▸ What is asked: Count the lines containing "المتوفى". Give the number alone.

▸ Extracted material:
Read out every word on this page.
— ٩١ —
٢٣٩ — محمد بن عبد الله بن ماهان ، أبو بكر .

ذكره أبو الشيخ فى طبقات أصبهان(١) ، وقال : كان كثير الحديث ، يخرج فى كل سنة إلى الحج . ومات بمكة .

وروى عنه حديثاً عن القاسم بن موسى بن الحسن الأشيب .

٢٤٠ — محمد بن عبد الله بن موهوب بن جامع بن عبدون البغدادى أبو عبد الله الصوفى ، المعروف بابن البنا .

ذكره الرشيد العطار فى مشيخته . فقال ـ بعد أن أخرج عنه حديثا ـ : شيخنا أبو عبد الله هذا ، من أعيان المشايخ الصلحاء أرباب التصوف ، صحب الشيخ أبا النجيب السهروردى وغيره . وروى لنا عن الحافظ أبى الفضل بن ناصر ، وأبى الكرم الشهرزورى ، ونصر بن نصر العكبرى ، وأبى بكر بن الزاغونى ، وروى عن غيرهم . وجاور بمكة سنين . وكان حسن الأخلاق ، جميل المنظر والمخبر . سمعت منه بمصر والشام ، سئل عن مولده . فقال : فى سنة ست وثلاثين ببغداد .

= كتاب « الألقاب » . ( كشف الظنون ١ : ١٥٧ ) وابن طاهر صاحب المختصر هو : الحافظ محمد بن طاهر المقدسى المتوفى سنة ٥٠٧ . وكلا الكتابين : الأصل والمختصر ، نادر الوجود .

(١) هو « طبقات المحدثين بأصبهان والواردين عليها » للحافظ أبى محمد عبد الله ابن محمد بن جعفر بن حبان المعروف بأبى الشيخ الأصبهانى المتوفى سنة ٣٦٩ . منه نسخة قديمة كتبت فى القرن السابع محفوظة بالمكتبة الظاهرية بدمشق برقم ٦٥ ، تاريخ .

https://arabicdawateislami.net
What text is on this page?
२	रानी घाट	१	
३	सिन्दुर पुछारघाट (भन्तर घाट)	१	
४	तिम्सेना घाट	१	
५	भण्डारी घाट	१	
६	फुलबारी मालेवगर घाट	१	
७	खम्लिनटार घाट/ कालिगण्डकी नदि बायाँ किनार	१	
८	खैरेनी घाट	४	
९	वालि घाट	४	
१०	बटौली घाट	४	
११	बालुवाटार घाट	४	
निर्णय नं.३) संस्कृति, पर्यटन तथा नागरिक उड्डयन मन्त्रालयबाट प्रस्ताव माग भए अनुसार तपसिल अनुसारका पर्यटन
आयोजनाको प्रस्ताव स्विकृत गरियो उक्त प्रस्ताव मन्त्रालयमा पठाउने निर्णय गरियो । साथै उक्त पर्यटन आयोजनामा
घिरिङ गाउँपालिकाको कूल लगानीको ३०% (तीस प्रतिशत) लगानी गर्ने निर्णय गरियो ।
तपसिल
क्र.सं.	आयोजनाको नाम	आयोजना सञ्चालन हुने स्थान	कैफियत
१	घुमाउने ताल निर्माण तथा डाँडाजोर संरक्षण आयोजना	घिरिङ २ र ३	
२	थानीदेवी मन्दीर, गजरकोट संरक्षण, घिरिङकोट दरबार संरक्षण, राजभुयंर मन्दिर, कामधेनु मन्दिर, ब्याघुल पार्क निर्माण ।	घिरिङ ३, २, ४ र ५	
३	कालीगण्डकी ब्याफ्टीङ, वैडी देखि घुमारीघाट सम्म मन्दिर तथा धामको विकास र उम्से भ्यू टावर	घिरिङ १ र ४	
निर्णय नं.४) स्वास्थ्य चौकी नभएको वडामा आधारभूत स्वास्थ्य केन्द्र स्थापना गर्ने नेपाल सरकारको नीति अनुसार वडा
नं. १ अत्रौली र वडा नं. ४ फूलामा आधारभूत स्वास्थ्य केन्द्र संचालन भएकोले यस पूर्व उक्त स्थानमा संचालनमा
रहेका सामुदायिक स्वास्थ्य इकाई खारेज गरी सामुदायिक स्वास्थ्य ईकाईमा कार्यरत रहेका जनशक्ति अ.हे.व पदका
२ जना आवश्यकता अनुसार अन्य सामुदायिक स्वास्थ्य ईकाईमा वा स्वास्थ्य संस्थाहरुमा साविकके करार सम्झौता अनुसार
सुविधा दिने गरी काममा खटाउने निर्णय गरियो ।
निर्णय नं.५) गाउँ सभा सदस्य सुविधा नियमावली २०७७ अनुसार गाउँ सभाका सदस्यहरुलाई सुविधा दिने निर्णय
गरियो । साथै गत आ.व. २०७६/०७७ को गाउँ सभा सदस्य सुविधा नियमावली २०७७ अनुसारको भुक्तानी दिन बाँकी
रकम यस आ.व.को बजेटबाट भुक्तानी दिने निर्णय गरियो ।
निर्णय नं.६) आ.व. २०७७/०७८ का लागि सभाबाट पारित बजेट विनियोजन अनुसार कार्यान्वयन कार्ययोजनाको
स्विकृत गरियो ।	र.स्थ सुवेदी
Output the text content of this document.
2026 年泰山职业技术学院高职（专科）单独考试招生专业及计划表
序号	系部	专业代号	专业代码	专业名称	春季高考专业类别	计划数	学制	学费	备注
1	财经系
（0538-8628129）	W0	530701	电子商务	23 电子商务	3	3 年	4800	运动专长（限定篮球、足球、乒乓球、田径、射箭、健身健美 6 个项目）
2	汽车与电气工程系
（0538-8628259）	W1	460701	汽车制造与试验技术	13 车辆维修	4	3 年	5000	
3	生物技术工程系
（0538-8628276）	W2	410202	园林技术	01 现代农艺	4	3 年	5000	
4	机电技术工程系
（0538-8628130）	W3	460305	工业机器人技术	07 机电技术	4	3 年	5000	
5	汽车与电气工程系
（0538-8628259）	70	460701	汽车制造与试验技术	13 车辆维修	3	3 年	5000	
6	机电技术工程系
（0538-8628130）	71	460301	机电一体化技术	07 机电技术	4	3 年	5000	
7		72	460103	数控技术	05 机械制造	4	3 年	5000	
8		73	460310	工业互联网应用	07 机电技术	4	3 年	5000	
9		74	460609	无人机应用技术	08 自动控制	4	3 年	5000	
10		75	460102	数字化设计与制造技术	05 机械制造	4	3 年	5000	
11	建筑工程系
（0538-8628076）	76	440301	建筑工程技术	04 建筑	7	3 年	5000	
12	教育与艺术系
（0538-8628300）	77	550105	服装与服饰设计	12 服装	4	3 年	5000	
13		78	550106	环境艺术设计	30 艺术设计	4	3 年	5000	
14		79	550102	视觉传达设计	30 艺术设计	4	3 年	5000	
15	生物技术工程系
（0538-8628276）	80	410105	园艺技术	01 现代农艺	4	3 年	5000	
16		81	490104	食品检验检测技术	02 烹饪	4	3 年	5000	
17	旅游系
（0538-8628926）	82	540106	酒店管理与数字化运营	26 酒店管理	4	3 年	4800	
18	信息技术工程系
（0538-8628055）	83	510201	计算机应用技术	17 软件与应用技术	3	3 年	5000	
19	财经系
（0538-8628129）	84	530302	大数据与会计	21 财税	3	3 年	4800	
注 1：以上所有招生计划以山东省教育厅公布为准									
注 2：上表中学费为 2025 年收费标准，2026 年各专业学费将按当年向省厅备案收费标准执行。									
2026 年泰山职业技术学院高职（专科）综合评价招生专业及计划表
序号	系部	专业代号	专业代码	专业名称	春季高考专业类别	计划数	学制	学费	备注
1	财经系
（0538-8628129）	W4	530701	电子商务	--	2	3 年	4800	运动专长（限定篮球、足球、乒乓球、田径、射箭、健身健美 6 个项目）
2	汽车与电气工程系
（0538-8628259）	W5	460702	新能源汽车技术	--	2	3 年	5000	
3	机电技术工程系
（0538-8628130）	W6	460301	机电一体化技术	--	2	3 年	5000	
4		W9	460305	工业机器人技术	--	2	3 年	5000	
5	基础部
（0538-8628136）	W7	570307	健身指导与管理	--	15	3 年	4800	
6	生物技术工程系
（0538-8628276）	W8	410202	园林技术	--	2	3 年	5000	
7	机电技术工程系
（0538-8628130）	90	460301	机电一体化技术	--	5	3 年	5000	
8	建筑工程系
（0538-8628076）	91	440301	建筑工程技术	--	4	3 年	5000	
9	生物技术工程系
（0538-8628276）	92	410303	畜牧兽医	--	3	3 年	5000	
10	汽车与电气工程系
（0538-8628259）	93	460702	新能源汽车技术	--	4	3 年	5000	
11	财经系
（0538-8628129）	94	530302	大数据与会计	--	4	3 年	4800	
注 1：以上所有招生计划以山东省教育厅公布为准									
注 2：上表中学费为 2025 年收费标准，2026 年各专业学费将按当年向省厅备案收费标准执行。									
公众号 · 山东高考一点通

▸ Reply to the exercise: 2